* start MATERIAL SUPPLIED *
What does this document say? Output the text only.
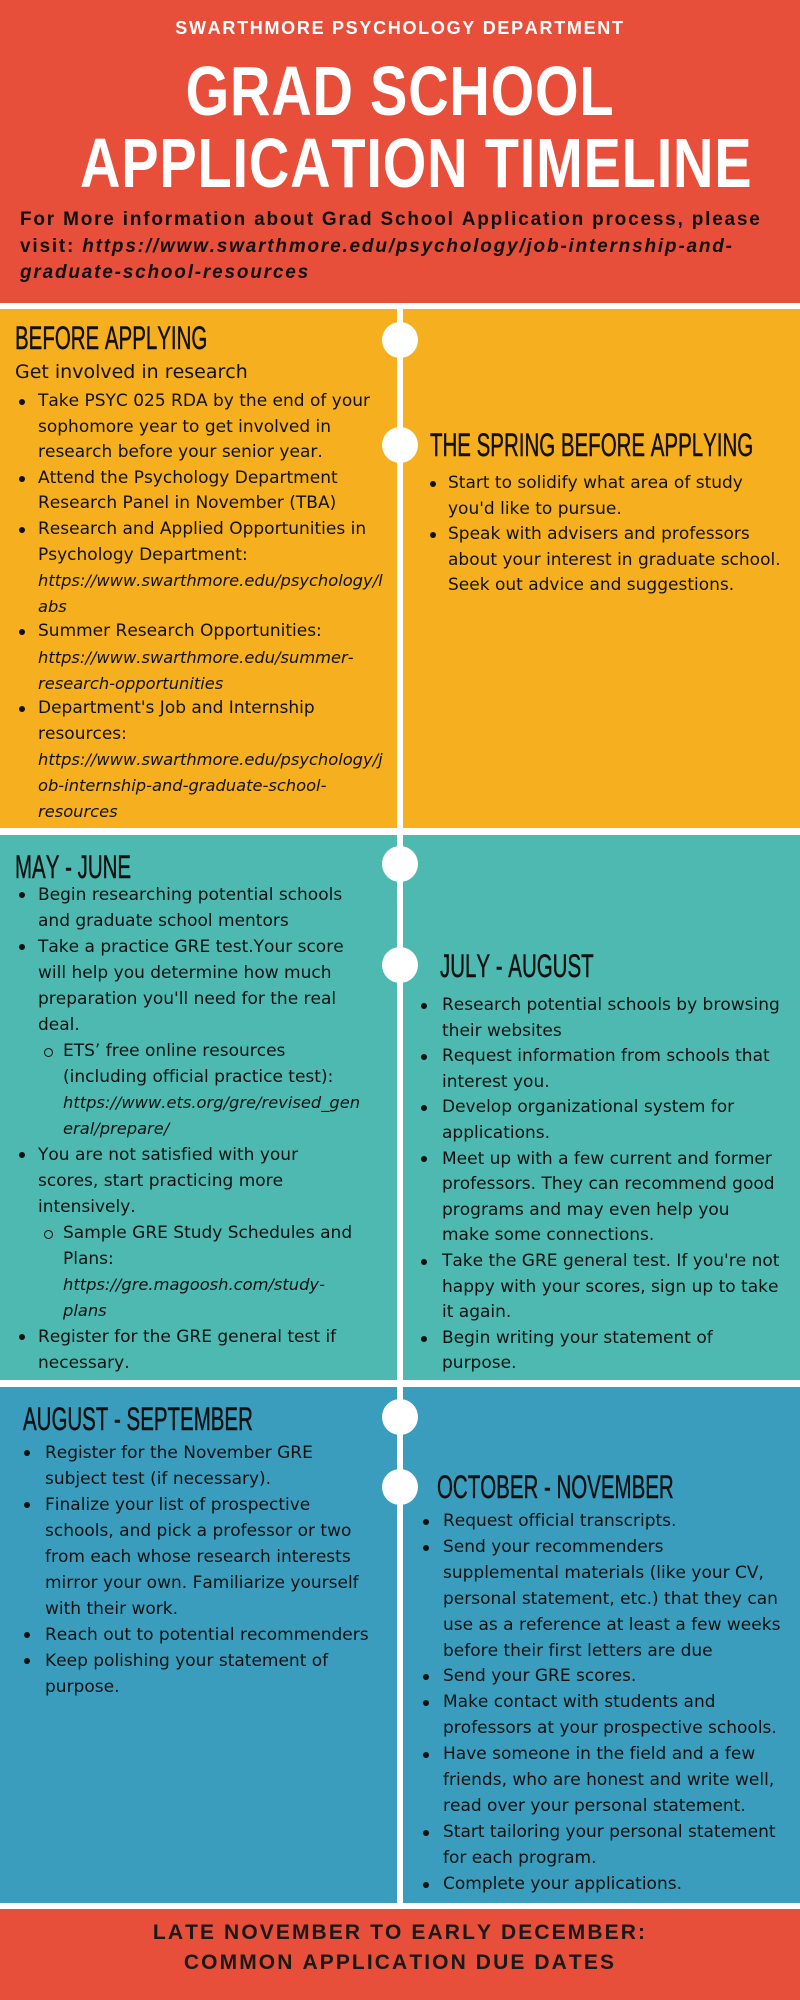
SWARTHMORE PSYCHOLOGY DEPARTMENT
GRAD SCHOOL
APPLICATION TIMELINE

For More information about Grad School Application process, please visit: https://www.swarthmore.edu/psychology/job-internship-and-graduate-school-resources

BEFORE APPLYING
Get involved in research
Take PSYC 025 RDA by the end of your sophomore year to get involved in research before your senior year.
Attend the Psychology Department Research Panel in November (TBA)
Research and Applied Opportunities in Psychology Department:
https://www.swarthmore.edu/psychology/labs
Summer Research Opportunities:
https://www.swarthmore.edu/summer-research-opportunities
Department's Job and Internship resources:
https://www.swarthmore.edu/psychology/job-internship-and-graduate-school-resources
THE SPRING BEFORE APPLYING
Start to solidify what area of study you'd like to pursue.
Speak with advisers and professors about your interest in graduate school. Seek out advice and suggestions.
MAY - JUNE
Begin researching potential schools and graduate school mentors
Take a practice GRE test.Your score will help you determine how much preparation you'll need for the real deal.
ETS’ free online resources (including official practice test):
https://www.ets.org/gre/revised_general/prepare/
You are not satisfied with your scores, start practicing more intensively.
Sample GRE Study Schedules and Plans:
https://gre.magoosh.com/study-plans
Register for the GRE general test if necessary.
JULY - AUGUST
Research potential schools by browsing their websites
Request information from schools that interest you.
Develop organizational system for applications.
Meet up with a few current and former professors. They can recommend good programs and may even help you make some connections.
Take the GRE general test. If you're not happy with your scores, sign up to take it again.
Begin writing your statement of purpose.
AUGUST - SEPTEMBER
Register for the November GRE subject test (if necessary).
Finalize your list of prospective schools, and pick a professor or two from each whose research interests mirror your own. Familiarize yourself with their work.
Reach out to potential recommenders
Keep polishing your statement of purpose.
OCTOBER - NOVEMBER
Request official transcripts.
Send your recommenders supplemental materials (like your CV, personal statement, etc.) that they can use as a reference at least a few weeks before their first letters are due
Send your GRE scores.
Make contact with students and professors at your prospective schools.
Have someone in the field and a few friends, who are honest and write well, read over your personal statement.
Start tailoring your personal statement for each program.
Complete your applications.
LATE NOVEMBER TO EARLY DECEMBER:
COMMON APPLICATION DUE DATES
* end MATERIAL SUPPLIED *
* start MATERIAL SUPPLIED *
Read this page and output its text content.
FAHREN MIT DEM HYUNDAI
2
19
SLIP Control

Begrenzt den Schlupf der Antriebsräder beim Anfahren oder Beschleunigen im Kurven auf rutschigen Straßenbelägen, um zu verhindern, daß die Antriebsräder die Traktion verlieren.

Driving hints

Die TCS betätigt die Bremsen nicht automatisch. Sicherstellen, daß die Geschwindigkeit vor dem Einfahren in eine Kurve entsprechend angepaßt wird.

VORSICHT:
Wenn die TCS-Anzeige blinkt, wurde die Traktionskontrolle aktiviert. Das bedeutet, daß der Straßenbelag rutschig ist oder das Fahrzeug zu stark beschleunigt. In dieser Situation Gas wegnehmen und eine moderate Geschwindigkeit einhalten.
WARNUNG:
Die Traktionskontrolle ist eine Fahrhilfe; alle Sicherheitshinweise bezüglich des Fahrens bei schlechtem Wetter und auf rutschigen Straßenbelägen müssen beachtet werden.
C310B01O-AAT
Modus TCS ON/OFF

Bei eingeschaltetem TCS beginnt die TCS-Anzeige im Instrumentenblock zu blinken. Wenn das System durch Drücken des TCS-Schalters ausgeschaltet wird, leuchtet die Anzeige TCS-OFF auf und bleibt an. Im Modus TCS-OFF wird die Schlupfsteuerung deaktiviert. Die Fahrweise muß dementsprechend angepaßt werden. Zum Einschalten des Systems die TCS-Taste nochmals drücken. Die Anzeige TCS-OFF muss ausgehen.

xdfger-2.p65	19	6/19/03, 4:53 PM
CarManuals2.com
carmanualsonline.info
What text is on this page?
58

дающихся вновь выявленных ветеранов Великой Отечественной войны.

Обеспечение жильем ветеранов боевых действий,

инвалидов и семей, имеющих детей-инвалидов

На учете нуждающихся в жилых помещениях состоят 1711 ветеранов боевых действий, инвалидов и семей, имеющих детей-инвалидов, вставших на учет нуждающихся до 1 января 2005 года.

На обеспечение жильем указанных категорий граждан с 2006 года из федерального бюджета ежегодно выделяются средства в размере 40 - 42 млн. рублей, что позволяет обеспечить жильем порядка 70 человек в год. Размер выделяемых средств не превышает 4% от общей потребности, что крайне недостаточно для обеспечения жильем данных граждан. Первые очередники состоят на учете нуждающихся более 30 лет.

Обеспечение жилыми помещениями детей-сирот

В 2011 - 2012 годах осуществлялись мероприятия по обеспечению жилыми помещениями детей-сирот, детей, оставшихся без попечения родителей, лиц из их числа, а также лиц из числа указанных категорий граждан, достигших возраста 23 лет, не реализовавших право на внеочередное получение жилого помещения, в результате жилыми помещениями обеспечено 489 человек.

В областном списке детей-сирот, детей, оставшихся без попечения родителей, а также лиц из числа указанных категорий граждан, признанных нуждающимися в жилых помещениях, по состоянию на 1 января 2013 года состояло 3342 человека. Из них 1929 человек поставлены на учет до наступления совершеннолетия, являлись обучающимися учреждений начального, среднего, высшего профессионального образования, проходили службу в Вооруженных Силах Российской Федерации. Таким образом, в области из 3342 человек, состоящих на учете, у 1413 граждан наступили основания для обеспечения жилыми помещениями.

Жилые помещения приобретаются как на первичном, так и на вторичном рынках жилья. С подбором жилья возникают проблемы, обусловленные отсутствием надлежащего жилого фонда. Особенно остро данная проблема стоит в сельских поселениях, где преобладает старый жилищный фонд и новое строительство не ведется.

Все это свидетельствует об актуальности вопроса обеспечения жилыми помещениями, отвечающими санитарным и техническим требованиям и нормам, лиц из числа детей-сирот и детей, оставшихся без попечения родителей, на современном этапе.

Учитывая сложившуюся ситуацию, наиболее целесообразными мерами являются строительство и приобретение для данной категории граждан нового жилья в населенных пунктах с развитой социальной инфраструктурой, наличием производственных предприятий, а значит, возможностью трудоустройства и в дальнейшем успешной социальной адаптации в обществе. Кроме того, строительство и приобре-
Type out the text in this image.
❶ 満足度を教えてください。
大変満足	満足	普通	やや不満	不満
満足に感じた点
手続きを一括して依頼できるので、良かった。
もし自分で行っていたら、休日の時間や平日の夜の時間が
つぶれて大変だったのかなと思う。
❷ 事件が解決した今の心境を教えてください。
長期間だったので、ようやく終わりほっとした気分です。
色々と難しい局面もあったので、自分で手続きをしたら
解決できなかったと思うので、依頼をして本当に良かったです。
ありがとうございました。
* end MATERIAL SUPPLIED *
• [PROBLEM DESCRIPTION]
Go through the records above, find every line with the word "practice", and list those lines.

• [REPLY]
Take a practice GRE test.Your score will help you determine how much preparation you'll need for the real deal.
ETS’ free online resources (including official practice test):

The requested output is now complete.